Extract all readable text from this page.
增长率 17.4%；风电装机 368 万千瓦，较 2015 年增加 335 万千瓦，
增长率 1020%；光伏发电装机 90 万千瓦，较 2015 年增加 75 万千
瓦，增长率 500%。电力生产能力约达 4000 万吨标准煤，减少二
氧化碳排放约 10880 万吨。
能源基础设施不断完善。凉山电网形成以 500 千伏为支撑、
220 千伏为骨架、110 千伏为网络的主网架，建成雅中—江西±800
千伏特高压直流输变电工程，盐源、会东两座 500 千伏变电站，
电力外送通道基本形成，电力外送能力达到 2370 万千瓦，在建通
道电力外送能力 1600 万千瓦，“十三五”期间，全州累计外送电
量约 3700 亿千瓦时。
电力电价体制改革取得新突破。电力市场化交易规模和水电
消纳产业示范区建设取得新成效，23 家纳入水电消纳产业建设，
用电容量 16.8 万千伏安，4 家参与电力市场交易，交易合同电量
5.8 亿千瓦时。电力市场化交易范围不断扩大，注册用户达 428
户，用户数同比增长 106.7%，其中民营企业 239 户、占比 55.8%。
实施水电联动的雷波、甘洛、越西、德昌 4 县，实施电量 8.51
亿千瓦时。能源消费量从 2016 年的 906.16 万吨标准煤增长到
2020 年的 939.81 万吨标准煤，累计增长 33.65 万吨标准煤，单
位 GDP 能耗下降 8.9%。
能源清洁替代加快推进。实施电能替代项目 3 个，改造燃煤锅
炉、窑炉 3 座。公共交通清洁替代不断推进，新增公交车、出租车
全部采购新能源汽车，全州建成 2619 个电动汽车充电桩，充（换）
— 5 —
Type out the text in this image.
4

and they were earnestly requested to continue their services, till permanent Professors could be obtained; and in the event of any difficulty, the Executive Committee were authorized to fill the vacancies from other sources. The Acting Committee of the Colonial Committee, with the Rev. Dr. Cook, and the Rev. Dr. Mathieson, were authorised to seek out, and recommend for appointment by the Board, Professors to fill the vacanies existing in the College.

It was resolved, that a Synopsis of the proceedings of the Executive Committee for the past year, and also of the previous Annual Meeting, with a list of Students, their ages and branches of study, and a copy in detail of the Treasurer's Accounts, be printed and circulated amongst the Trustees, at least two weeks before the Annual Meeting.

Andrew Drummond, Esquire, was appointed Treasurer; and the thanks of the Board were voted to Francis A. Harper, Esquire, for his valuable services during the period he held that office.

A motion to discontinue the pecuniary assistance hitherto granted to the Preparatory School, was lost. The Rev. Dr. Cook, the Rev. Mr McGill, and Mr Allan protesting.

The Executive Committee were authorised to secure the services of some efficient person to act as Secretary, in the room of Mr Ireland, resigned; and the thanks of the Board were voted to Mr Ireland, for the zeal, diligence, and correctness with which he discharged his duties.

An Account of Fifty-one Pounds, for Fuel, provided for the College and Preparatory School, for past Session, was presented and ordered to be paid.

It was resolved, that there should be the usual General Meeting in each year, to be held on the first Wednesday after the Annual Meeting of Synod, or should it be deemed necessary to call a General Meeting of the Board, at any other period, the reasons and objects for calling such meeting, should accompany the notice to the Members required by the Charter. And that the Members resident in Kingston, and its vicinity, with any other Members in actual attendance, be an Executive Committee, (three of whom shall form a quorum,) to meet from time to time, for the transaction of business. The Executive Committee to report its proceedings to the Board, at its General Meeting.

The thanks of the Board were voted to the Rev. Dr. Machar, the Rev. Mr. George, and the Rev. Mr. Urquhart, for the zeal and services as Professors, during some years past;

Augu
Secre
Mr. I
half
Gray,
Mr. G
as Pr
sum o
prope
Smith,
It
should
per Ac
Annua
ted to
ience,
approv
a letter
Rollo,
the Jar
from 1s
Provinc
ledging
********************
• Task details: Type out the material again exactly as presented.

• Reply:
Extract all readable text from this page.
增长率 17.4%；风电装机 368 万千瓦，较 2015 年增加 335 万千瓦，
增长率 1020%；光伏发电装机 90 万千瓦，较 2015 年增加 75 万千
瓦，增长率 500%。电力生产能力约达 4000 万吨标准煤，减少二
氧化碳排放约 10880 万吨。
能源基础设施不断完善。凉山电网形成以 500 千伏为支撑、
220 千伏为骨架、110 千伏为网络的主网架，建成雅中—江西±800
千伏特高压直流输变电工程，盐源、会东两座 500 千伏变电站，
电力外送通道基本形成，电力外送能力达到 2370 万千瓦，在建通
道电力外送能力 1600 万千瓦，“十三五”期间，全州累计外送电
量约 3700 亿千瓦时。
电力电价体制改革取得新突破。电力市场化交易规模和水电
消纳产业示范区建设取得新成效，23 家纳入水电消纳产业建设，
用电容量 16.8 万千伏安，4 家参与电力市场交易，交易合同电量
5.8 亿千瓦时。电力市场化交易范围不断扩大，注册用户达 428
户，用户数同比增长 106.7%，其中民营企业 239 户、占比 55.8%。
实施水电联动的雷波、甘洛、越西、德昌 4 县，实施电量 8.51
亿千瓦时。能源消费量从 2016 年的 906.16 万吨标准煤增长到
2020 年的 939.81 万吨标准煤，累计增长 33.65 万吨标准煤，单
位 GDP 能耗下降 8.9%。
能源清洁替代加快推进。实施电能替代项目 3 个，改造燃煤锅
炉、窑炉 3 座。公共交通清洁替代不断推进，新增公交车、出租车
全部采购新能源汽车，全州建成 2619 个电动汽车充电桩，充（换）
— 5 —
Type out the text in this image.
4

and they were earnestly requested to continue their services, till permanent Professors could be obtained; and in the event of any difficulty, the Executive Committee were authorized to fill the vacancies from other sources. The Acting Committee of the Colonial Committee, with the Rev. Dr. Cook, and the Rev. Dr. Mathieson, were authorised to seek out, and recommend for appointment by the Board, Professors to fill the vacanies existing in the College.

It was resolved, that a Synopsis of the proceedings of the Executive Committee for the past year, and also of the previous Annual Meeting, with a list of Students, their ages and branches of study, and a copy in detail of the Treasurer's Accounts, be printed and circulated amongst the Trustees, at least two weeks before the Annual Meeting.

Andrew Drummond, Esquire, was appointed Treasurer; and the thanks of the Board were voted to Francis A. Harper, Esquire, for his valuable services during the period he held that office.

A motion to discontinue the pecuniary assistance hitherto granted to the Preparatory School, was lost. The Rev. Dr. Cook, the Rev. Mr McGill, and Mr Allan protesting.

The Executive Committee were authorised to secure the services of some efficient person to act as Secretary, in the room of Mr Ireland, resigned; and the thanks of the Board were voted to Mr Ireland, for the zeal, diligence, and correctness with which he discharged his duties.

An Account of Fifty-one Pounds, for Fuel, provided for the College and Preparatory School, for past Session, was presented and ordered to be paid.

It was resolved, that there should be the usual General Meeting in each year, to be held on the first Wednesday after the Annual Meeting of Synod, or should it be deemed necessary to call a General Meeting of the Board, at any other period, the reasons and objects for calling such meeting, should accompany the notice to the Members required by the Charter. And that the Members resident in Kingston, and its vicinity, with any other Members in actual attendance, be an Executive Committee, (three of whom shall form a quorum,) to meet from time to time, for the transaction of business. The Executive Committee to report its proceedings to the Board, at its General Meeting.

The thanks of the Board were voted to the Rev. Dr. Machar, the Rev. Mr. George, and the Rev. Mr. Urquhart, for the zeal and services as Professors, during some years past;

Augu
Secre
Mr. I
half
Gray,
Mr. G
as Pr
sum o
prope
Smith,
It
should
per Ac
Annua
ted to
ience,
approv
a letter
Rollo,
the Jar
from 1s
Provinc
ledging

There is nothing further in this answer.